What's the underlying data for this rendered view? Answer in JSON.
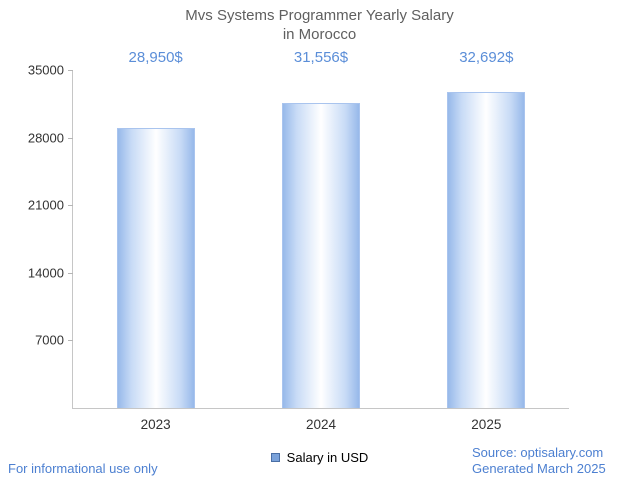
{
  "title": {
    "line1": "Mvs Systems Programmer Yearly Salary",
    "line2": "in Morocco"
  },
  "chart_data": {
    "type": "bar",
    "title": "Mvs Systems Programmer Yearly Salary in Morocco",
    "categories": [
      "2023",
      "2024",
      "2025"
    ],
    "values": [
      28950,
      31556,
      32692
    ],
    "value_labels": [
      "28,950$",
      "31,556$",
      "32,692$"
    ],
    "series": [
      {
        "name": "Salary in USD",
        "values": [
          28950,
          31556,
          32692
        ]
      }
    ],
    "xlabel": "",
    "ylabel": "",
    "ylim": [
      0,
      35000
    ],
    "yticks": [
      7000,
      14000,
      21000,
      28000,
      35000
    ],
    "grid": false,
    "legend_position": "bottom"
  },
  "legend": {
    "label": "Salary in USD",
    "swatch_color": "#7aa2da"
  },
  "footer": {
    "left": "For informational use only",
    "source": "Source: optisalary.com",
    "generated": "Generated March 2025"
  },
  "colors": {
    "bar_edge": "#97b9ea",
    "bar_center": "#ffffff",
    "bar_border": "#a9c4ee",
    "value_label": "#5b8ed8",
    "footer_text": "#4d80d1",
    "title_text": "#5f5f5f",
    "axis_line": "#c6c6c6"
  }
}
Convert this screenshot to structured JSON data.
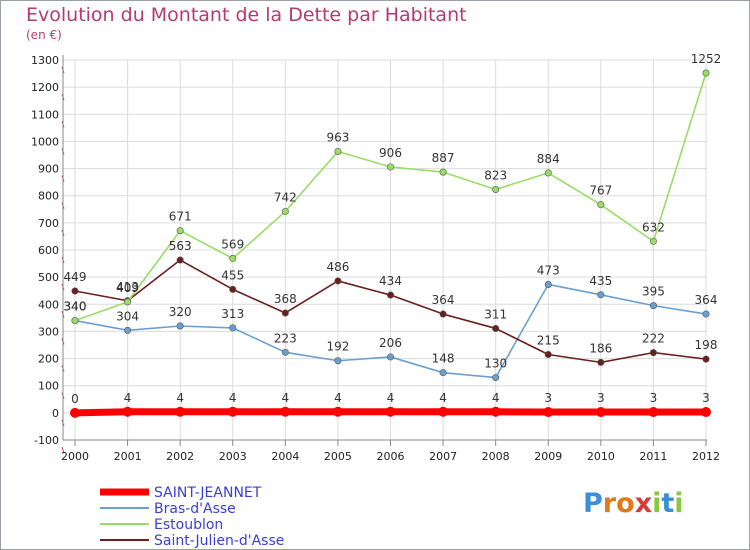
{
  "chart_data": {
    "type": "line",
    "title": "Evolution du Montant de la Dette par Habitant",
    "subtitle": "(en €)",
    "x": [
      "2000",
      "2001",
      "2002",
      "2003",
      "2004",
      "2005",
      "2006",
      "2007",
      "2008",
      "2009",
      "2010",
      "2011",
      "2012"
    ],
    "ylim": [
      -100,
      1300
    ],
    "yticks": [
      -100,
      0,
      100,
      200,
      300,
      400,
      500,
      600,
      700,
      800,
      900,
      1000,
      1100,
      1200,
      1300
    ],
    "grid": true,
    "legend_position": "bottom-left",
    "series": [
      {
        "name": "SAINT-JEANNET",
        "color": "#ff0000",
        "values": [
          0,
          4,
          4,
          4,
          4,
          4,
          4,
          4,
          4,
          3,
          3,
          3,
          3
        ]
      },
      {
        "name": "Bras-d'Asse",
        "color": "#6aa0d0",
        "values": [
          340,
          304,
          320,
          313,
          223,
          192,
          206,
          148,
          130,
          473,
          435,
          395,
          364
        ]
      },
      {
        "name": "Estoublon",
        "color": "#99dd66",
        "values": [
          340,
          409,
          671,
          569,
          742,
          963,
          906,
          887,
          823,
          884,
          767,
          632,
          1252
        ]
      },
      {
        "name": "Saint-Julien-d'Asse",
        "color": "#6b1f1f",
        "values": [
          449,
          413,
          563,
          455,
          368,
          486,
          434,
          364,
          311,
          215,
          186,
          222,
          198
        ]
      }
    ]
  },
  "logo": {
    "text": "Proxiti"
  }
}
========================================
** Stated goal **
Each line above that includes "left" should be shown.

** The reply **
    "left": "For informational use only",
    "legend_position": "bottom-left",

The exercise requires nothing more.